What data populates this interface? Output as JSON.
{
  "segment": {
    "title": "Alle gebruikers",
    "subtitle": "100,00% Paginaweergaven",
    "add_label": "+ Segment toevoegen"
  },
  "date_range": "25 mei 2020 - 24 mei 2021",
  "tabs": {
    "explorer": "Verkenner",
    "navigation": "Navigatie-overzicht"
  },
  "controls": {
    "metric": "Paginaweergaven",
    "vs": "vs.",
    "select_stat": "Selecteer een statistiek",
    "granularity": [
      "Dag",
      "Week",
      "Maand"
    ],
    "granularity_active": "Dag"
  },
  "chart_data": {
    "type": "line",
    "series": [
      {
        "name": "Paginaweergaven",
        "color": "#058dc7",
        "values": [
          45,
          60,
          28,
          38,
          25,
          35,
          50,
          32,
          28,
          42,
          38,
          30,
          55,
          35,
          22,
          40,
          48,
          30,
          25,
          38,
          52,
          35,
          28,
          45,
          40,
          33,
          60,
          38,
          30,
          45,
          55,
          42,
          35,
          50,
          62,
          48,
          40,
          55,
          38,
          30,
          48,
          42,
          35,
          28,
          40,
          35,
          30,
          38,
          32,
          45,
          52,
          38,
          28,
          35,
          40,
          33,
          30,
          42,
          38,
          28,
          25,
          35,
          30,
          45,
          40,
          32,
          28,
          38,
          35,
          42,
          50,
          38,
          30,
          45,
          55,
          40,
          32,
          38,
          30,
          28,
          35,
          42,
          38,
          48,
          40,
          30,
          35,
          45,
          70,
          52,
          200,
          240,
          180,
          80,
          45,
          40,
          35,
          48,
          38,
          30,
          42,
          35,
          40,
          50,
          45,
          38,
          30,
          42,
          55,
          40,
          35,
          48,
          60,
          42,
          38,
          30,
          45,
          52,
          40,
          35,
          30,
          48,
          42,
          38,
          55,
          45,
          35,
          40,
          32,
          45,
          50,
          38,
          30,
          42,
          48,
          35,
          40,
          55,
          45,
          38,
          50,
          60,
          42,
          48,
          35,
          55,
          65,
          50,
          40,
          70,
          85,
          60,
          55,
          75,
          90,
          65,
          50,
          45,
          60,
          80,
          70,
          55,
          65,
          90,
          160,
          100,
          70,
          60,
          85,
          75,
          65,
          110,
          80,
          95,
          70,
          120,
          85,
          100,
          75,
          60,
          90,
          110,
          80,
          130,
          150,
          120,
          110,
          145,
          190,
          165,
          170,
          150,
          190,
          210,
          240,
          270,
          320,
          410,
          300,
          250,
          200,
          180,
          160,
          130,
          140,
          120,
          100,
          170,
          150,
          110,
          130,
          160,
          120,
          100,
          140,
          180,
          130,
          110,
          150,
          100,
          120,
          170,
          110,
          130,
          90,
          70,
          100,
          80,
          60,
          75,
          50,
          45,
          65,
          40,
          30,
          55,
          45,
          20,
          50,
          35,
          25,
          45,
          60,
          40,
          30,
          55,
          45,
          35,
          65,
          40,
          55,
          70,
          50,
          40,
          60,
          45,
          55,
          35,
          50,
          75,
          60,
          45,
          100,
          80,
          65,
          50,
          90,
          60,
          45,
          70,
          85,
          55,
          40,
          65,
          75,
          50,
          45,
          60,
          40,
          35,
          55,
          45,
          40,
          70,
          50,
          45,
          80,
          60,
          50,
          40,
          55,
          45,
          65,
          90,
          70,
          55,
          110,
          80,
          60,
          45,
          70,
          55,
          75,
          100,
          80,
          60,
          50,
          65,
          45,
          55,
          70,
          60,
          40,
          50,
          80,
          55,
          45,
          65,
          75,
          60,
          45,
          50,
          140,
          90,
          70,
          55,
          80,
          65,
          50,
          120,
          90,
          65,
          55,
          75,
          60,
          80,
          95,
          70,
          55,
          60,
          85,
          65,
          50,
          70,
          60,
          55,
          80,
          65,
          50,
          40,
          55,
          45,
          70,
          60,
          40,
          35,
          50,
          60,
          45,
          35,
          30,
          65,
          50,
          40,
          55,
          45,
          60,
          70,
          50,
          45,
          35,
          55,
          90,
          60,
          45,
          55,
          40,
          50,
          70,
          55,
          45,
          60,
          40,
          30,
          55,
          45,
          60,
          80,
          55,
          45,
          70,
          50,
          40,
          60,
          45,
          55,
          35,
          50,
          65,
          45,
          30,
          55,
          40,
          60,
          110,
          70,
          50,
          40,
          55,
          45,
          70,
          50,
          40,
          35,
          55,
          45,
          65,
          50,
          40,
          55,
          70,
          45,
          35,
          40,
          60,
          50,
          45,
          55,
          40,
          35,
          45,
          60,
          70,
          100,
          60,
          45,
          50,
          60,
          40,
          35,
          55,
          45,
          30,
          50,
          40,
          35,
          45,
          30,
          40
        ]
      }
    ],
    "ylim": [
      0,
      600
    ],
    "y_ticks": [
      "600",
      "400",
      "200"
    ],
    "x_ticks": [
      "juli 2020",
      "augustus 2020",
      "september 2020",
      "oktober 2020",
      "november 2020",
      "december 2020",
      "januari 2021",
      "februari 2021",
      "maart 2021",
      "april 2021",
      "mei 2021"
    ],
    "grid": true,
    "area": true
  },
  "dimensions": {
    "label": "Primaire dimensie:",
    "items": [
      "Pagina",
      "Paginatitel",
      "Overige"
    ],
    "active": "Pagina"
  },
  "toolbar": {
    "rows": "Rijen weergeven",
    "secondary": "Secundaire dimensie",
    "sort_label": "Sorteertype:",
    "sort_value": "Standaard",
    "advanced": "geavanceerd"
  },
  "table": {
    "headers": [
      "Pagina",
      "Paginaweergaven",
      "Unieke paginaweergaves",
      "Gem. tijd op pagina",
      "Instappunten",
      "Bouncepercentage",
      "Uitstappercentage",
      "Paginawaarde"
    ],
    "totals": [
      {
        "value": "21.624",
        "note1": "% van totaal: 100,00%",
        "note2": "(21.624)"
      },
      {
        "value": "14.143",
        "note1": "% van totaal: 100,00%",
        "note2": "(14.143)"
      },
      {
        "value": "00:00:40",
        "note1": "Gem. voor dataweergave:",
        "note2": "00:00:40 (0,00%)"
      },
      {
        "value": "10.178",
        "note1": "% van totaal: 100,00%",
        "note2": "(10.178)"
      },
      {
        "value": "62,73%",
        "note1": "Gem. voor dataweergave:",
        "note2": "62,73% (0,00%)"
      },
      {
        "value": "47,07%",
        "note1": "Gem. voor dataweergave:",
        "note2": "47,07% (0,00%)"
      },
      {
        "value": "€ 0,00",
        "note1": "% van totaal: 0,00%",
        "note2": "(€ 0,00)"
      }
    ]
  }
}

┄┄┄┄┄┄

→ STATED GOAL: Go through the records above and copy every line with the word "dimensie".

→ ANSWER TO THIS TASK:
    "label": "Primaire dimensie:",
    "secondary": "Secundaire dimensie",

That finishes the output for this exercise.